Transcribe the records that follow in their entirety, omitting any pictures.
★ ★ ★ ★ ★ ★ ★
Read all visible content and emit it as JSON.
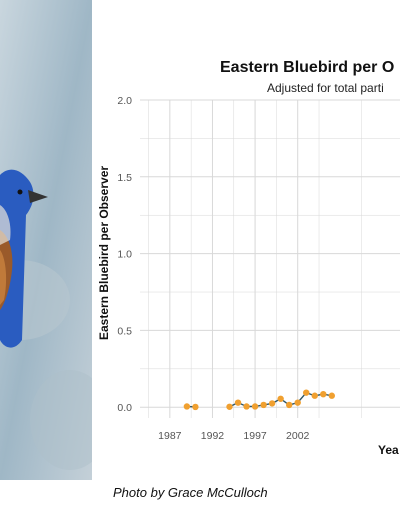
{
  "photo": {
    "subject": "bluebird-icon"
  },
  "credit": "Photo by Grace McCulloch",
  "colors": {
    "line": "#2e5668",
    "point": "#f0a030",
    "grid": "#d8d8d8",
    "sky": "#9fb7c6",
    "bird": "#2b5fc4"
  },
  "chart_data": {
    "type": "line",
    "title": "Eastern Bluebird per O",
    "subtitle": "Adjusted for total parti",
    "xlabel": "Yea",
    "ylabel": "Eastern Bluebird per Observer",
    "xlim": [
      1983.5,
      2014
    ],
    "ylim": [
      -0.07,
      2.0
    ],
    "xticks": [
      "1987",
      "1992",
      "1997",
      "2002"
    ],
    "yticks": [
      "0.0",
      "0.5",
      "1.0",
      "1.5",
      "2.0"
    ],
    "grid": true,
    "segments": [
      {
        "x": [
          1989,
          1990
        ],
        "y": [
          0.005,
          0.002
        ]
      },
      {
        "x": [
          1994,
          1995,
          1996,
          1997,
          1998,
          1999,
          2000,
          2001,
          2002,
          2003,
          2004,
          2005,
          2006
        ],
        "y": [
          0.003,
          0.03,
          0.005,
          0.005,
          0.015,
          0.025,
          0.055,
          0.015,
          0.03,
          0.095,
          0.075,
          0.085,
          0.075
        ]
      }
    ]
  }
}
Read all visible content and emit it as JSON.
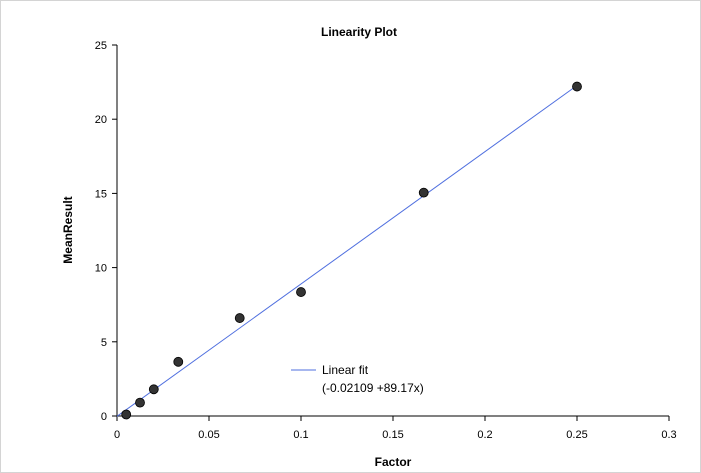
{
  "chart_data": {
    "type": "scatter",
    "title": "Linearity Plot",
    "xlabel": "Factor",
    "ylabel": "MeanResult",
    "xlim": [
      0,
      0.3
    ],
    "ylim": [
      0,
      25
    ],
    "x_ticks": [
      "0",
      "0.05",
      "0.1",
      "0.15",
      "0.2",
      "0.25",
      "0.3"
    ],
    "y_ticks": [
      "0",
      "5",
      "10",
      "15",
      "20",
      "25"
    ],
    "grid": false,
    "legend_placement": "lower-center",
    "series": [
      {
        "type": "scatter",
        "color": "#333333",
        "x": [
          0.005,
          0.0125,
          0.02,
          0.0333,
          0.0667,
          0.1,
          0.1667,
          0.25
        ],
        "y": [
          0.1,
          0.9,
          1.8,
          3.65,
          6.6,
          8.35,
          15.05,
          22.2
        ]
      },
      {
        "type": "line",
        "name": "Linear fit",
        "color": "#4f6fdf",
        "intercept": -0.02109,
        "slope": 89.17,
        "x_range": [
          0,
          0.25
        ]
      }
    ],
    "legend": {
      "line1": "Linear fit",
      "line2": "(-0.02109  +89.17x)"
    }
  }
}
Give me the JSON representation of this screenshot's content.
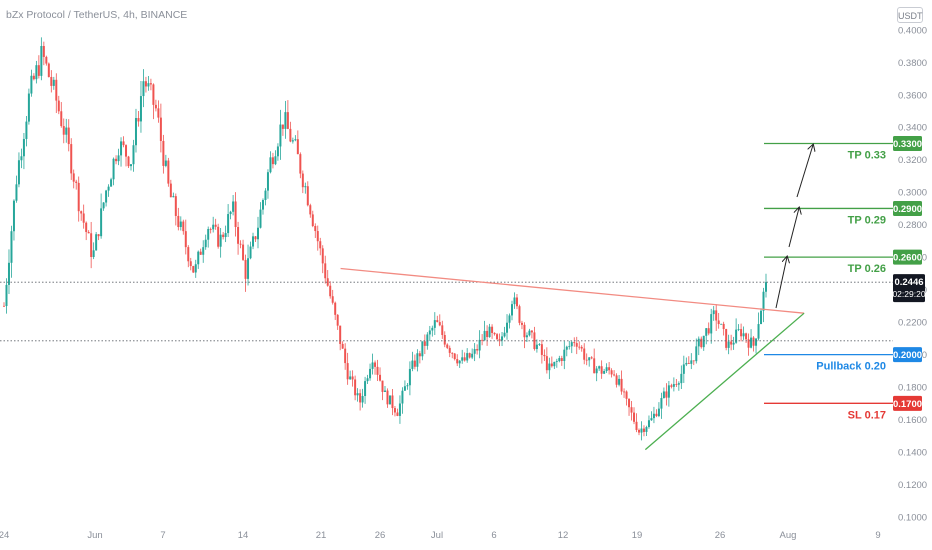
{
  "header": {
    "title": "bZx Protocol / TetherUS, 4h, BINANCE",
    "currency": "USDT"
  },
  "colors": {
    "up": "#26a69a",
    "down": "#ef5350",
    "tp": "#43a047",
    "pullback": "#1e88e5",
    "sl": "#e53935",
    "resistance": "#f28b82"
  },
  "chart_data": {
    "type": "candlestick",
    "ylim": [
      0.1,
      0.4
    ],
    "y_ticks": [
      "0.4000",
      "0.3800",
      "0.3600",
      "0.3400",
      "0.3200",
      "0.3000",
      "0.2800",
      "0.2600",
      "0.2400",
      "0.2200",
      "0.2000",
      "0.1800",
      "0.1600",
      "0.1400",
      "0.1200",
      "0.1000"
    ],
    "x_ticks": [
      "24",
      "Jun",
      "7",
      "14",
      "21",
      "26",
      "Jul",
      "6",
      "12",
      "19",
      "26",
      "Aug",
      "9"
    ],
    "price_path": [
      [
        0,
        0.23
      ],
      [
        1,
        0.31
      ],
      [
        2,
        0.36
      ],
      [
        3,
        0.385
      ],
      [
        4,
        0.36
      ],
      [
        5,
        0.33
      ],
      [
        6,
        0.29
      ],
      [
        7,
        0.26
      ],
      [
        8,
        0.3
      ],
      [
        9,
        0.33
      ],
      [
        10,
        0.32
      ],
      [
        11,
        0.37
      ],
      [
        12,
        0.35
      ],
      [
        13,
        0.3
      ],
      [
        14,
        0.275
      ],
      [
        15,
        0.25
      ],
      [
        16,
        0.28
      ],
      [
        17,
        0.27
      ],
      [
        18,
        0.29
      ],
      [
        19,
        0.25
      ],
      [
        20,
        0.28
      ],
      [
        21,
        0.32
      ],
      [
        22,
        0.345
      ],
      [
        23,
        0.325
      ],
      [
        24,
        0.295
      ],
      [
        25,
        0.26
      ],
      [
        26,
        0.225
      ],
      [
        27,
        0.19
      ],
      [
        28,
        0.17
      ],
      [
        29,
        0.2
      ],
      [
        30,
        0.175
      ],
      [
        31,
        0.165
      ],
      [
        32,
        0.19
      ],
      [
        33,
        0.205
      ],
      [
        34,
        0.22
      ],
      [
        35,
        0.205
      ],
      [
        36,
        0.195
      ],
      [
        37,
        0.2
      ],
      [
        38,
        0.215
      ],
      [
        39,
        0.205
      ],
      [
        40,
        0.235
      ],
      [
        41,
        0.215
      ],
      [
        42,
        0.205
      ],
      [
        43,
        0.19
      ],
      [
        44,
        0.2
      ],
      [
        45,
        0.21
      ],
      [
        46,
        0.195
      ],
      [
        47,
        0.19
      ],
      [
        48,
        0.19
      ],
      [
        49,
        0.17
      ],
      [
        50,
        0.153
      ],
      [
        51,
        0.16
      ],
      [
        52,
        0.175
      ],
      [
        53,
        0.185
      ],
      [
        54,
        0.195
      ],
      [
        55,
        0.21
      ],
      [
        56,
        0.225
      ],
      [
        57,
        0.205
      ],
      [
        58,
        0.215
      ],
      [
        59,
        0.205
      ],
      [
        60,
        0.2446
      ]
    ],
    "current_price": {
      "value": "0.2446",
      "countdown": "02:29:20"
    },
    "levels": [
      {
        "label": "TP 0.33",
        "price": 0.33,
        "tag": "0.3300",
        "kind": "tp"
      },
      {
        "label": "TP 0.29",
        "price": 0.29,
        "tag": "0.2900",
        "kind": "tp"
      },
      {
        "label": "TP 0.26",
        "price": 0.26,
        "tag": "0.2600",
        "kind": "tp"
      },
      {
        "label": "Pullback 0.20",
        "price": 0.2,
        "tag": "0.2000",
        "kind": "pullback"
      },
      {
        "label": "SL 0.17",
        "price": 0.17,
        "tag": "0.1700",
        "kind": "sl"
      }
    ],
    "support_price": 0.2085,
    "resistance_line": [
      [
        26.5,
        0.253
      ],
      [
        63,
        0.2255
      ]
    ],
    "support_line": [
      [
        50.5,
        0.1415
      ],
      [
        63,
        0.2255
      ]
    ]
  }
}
★ ★ ★ ★ ★ ★ ★
**Finished exercise**
Read all visible content and emit it as JSON.
{
  "photo": {
    "subject": "bluebird-icon"
  },
  "credit": "Photo by Grace McCulloch",
  "colors": {
    "line": "#2e5668",
    "point": "#f0a030",
    "grid": "#d8d8d8",
    "sky": "#9fb7c6",
    "bird": "#2b5fc4"
  },
  "chart_data": {
    "type": "line",
    "title": "Eastern Bluebird per O",
    "subtitle": "Adjusted for total parti",
    "xlabel": "Yea",
    "ylabel": "Eastern Bluebird per Observer",
    "xlim": [
      1983.5,
      2014
    ],
    "ylim": [
      -0.07,
      2.0
    ],
    "xticks": [
      "1987",
      "1992",
      "1997",
      "2002"
    ],
    "yticks": [
      "0.0",
      "0.5",
      "1.0",
      "1.5",
      "2.0"
    ],
    "grid": true,
    "segments": [
      {
        "x": [
          1989,
          1990
        ],
        "y": [
          0.005,
          0.002
        ]
      },
      {
        "x": [
          1994,
          1995,
          1996,
          1997,
          1998,
          1999,
          2000,
          2001,
          2002,
          2003,
          2004,
          2005,
          2006
        ],
        "y": [
          0.003,
          0.03,
          0.005,
          0.005,
          0.015,
          0.025,
          0.055,
          0.015,
          0.03,
          0.095,
          0.075,
          0.085,
          0.075
        ]
      }
    ]
  }
}
Read all visible content and emit it as JSON.
{
  "chart_data": {
    "type": "scatter",
    "title": "Linearity Plot",
    "xlabel": "Factor",
    "ylabel": "MeanResult",
    "xlim": [
      0,
      0.3
    ],
    "ylim": [
      0,
      25
    ],
    "x_ticks": [
      "0",
      "0.05",
      "0.1",
      "0.15",
      "0.2",
      "0.25",
      "0.3"
    ],
    "y_ticks": [
      "0",
      "5",
      "10",
      "15",
      "20",
      "25"
    ],
    "grid": false,
    "legend_placement": "lower-center",
    "series": [
      {
        "type": "scatter",
        "color": "#333333",
        "x": [
          0.005,
          0.0125,
          0.02,
          0.0333,
          0.0667,
          0.1,
          0.1667,
          0.25
        ],
        "y": [
          0.1,
          0.9,
          1.8,
          3.65,
          6.6,
          8.35,
          15.05,
          22.2
        ]
      },
      {
        "type": "line",
        "name": "Linear fit",
        "color": "#4f6fdf",
        "intercept": -0.02109,
        "slope": 89.17,
        "x_range": [
          0,
          0.25
        ]
      }
    ],
    "legend": {
      "line1": "Linear fit",
      "line2": "(-0.02109  +89.17x)"
    }
  }
}
Give me the JSON representation of this screenshot's content.
{
  "header": {
    "title": "bZx Protocol / TetherUS, 4h, BINANCE",
    "currency": "USDT"
  },
  "colors": {
    "up": "#26a69a",
    "down": "#ef5350",
    "tp": "#43a047",
    "pullback": "#1e88e5",
    "sl": "#e53935",
    "resistance": "#f28b82"
  },
  "chart_data": {
    "type": "candlestick",
    "ylim": [
      0.1,
      0.4
    ],
    "y_ticks": [
      "0.4000",
      "0.3800",
      "0.3600",
      "0.3400",
      "0.3200",
      "0.3000",
      "0.2800",
      "0.2600",
      "0.2400",
      "0.2200",
      "0.2000",
      "0.1800",
      "0.1600",
      "0.1400",
      "0.1200",
      "0.1000"
    ],
    "x_ticks": [
      "24",
      "Jun",
      "7",
      "14",
      "21",
      "26",
      "Jul",
      "6",
      "12",
      "19",
      "26",
      "Aug",
      "9"
    ],
    "price_path": [
      [
        0,
        0.23
      ],
      [
        1,
        0.31
      ],
      [
        2,
        0.36
      ],
      [
        3,
        0.385
      ],
      [
        4,
        0.36
      ],
      [
        5,
        0.33
      ],
      [
        6,
        0.29
      ],
      [
        7,
        0.26
      ],
      [
        8,
        0.3
      ],
      [
        9,
        0.33
      ],
      [
        10,
        0.32
      ],
      [
        11,
        0.37
      ],
      [
        12,
        0.35
      ],
      [
        13,
        0.3
      ],
      [
        14,
        0.275
      ],
      [
        15,
        0.25
      ],
      [
        16,
        0.28
      ],
      [
        17,
        0.27
      ],
      [
        18,
        0.29
      ],
      [
        19,
        0.25
      ],
      [
        20,
        0.28
      ],
      [
        21,
        0.32
      ],
      [
        22,
        0.345
      ],
      [
        23,
        0.325
      ],
      [
        24,
        0.295
      ],
      [
        25,
        0.26
      ],
      [
        26,
        0.225
      ],
      [
        27,
        0.19
      ],
      [
        28,
        0.17
      ],
      [
        29,
        0.2
      ],
      [
        30,
        0.175
      ],
      [
        31,
        0.165
      ],
      [
        32,
        0.19
      ],
      [
        33,
        0.205
      ],
      [
        34,
        0.22
      ],
      [
        35,
        0.205
      ],
      [
        36,
        0.195
      ],
      [
        37,
        0.2
      ],
      [
        38,
        0.215
      ],
      [
        39,
        0.205
      ],
      [
        40,
        0.235
      ],
      [
        41,
        0.215
      ],
      [
        42,
        0.205
      ],
      [
        43,
        0.19
      ],
      [
        44,
        0.2
      ],
      [
        45,
        0.21
      ],
      [
        46,
        0.195
      ],
      [
        47,
        0.19
      ],
      [
        48,
        0.19
      ],
      [
        49,
        0.17
      ],
      [
        50,
        0.153
      ],
      [
        51,
        0.16
      ],
      [
        52,
        0.175
      ],
      [
        53,
        0.185
      ],
      [
        54,
        0.195
      ],
      [
        55,
        0.21
      ],
      [
        56,
        0.225
      ],
      [
        57,
        0.205
      ],
      [
        58,
        0.215
      ],
      [
        59,
        0.205
      ],
      [
        60,
        0.2446
      ]
    ],
    "current_price": {
      "value": "0.2446",
      "countdown": "02:29:20"
    },
    "levels": [
      {
        "label": "TP 0.33",
        "price": 0.33,
        "tag": "0.3300",
        "kind": "tp"
      },
      {
        "label": "TP 0.29",
        "price": 0.29,
        "tag": "0.2900",
        "kind": "tp"
      },
      {
        "label": "TP 0.26",
        "price": 0.26,
        "tag": "0.2600",
        "kind": "tp"
      },
      {
        "label": "Pullback 0.20",
        "price": 0.2,
        "tag": "0.2000",
        "kind": "pullback"
      },
      {
        "label": "SL 0.17",
        "price": 0.17,
        "tag": "0.1700",
        "kind": "sl"
      }
    ],
    "support_price": 0.2085,
    "resistance_line": [
      [
        26.5,
        0.253
      ],
      [
        63,
        0.2255
      ]
    ],
    "support_line": [
      [
        50.5,
        0.1415
      ],
      [
        63,
        0.2255
      ]
    ]
  }
}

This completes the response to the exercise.